Saved data entries
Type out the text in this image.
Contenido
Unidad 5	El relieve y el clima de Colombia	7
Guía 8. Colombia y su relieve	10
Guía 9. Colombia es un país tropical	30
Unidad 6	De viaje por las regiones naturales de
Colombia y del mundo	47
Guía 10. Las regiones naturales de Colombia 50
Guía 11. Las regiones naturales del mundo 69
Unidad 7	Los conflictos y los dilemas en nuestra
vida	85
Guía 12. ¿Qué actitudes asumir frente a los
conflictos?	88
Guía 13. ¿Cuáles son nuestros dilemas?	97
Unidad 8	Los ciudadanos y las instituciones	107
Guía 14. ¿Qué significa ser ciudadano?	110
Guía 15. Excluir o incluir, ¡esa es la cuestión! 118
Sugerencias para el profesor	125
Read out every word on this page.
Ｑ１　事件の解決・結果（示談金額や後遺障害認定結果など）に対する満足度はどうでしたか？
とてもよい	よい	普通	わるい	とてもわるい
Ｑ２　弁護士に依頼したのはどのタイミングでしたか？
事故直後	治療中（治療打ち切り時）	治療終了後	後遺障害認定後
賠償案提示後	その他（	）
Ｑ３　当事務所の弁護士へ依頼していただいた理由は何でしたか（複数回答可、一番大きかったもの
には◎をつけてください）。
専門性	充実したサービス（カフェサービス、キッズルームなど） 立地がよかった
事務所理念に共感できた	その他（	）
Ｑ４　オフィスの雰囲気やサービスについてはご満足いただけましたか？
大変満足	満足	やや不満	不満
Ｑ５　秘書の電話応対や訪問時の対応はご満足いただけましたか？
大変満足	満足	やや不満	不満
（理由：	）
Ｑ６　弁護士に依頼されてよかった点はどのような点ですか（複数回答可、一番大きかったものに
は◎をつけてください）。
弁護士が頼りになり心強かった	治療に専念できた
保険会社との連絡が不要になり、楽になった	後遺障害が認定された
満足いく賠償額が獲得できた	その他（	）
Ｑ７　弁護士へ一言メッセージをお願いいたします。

### TASK:
Using the data above, copy each line that contains "this".

### TASK ANSWER:
Type out the text in this image.
Read out every word on this page.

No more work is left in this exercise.